=== GIVEN ENTRIES ===

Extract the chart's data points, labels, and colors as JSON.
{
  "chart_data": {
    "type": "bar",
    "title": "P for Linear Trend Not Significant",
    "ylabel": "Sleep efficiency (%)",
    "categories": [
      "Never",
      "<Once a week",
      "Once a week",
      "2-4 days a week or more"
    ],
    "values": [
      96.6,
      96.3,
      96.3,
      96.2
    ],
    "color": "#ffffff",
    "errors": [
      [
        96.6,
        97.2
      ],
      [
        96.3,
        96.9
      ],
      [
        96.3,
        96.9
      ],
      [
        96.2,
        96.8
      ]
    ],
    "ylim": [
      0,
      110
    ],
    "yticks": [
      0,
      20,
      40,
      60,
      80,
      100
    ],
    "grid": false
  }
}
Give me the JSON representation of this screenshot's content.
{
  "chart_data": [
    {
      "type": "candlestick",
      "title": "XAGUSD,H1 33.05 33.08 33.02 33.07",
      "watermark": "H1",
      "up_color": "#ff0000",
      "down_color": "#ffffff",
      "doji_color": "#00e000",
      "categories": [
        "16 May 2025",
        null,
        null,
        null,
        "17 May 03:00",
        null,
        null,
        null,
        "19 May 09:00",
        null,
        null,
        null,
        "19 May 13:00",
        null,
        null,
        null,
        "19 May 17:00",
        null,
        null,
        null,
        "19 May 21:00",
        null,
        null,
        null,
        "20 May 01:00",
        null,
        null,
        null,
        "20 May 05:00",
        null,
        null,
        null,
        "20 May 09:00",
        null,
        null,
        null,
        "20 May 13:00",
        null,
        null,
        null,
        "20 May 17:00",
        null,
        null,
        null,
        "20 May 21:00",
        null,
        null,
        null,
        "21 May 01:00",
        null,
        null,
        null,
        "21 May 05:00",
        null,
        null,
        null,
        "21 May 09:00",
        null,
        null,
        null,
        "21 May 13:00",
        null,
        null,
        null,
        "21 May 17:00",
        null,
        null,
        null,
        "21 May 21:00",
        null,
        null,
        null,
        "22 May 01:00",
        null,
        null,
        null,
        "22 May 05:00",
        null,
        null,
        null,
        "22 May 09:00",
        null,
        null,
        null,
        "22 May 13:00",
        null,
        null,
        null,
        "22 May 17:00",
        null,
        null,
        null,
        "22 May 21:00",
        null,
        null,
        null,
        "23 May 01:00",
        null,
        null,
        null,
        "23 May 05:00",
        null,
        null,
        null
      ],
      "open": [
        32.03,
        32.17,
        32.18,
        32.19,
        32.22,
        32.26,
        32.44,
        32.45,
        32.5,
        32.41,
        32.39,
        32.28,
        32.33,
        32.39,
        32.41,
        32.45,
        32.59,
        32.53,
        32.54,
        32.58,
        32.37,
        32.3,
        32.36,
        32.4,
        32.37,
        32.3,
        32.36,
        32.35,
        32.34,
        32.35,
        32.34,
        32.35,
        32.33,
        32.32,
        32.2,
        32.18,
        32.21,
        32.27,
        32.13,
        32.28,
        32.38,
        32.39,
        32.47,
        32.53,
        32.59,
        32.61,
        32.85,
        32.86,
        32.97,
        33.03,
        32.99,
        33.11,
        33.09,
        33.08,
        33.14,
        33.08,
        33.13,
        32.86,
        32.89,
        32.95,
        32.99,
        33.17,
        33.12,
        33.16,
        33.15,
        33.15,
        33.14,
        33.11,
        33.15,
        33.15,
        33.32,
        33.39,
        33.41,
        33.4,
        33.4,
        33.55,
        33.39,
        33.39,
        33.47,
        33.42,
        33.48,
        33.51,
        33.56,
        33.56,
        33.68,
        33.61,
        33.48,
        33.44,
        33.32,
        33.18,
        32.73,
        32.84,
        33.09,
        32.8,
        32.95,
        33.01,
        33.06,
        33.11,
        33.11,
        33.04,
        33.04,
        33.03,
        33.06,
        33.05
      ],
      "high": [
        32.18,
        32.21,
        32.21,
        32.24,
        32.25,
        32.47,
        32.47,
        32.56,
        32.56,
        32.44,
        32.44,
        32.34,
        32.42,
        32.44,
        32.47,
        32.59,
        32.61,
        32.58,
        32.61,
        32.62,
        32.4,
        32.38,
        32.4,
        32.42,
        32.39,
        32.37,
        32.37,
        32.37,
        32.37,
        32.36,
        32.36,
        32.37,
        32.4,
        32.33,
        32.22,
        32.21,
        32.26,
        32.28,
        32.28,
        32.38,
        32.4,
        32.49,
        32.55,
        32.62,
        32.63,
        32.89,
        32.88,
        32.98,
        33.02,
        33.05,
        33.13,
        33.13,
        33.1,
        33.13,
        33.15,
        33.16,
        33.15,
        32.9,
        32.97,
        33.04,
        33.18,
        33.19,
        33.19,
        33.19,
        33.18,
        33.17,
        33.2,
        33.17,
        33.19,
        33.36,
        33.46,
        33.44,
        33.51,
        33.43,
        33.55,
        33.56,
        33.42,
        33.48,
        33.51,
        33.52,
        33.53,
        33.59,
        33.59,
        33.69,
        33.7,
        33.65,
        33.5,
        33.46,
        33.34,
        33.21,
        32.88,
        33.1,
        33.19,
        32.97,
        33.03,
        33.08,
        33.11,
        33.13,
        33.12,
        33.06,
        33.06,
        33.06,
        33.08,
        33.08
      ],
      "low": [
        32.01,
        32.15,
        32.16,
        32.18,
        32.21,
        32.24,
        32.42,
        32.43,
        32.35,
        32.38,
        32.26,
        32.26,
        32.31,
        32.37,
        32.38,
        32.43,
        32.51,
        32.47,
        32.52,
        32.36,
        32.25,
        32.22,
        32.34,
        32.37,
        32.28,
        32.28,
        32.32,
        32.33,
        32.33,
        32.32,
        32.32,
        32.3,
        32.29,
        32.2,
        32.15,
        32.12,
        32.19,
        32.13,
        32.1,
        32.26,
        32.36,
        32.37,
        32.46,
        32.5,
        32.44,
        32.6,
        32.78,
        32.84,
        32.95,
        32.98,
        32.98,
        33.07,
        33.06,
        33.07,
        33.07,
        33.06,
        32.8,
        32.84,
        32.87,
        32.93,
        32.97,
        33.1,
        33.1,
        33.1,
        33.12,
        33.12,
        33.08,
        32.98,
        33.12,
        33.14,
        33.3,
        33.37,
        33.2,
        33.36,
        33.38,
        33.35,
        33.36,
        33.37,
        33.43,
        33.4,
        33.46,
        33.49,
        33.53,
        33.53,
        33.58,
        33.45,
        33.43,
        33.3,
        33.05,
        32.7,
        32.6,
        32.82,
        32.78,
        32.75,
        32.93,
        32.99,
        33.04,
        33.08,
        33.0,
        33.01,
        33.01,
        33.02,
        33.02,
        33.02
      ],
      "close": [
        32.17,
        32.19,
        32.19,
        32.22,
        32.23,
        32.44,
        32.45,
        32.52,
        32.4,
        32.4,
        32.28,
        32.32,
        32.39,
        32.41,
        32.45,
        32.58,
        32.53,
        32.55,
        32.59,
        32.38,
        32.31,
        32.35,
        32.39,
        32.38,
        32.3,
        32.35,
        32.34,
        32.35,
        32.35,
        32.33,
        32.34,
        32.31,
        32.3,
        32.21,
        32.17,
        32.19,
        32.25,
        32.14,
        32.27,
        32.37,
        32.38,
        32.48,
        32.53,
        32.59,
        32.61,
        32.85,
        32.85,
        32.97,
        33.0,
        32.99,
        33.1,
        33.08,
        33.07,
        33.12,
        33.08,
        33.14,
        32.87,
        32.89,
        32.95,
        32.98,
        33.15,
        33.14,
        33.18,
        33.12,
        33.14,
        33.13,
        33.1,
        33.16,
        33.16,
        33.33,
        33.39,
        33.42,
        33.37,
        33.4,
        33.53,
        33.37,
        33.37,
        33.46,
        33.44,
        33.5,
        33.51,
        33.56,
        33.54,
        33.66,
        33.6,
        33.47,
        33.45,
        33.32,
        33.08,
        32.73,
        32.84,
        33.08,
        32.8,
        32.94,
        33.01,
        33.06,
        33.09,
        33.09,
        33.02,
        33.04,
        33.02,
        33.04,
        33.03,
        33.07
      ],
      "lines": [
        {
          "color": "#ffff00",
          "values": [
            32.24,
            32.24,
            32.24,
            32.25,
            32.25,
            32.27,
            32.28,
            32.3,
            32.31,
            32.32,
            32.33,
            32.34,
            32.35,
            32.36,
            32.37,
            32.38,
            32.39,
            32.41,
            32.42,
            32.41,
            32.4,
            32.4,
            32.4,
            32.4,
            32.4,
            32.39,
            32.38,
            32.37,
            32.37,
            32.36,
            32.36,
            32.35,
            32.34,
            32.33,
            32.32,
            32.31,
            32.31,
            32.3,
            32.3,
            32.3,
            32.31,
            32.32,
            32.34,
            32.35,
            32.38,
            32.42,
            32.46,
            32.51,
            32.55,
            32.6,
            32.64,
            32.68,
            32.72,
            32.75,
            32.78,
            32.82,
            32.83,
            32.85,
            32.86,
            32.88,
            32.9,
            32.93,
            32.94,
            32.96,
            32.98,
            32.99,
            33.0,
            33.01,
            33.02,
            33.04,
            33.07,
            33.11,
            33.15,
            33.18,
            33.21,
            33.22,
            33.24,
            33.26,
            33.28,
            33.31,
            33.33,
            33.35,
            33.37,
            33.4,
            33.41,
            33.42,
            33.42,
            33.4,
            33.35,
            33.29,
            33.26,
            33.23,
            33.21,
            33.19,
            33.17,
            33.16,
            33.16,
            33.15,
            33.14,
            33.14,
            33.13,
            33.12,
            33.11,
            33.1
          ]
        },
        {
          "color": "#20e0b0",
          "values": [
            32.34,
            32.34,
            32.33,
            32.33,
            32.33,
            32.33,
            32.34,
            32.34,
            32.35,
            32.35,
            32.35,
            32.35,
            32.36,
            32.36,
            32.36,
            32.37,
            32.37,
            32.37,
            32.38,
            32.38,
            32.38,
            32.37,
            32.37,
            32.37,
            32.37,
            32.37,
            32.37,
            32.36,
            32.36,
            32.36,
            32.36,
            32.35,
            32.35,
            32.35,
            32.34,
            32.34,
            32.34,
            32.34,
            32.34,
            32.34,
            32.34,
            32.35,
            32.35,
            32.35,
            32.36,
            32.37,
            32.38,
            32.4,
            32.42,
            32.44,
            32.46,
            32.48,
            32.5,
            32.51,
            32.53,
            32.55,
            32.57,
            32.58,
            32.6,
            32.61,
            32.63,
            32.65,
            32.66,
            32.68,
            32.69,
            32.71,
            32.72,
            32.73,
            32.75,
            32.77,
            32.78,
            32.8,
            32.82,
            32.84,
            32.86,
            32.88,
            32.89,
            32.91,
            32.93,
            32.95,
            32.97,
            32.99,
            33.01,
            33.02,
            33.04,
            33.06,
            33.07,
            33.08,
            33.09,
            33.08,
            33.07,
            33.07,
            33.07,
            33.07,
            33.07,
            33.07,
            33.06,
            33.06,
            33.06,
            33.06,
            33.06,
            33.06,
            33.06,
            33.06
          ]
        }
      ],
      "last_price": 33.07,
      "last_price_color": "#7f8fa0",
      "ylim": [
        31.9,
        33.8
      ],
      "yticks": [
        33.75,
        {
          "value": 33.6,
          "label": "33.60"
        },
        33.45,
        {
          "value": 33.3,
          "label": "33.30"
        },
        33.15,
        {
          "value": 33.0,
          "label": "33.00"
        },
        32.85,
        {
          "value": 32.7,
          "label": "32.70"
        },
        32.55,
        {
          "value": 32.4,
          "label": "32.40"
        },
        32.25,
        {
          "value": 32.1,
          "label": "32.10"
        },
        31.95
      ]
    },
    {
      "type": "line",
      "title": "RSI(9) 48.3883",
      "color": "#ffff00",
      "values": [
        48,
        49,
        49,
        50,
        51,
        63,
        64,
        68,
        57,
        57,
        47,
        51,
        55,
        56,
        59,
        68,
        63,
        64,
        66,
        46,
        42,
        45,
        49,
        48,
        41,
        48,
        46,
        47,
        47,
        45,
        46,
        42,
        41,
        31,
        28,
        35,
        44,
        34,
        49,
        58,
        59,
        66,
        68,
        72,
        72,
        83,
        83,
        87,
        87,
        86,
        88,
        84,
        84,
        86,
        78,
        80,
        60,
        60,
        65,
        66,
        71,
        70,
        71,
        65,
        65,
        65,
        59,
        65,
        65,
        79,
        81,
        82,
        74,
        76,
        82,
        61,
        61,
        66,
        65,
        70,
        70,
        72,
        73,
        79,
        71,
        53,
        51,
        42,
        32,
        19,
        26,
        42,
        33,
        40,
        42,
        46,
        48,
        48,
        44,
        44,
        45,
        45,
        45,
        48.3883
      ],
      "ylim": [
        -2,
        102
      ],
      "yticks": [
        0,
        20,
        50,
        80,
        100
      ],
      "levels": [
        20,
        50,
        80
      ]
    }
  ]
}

===

JOB
Pull out every line of the entries that includes the word "week".

CORRECT OUTPUT
      "<Once a week",
      "Once a week",
      "2-4 days a week or more"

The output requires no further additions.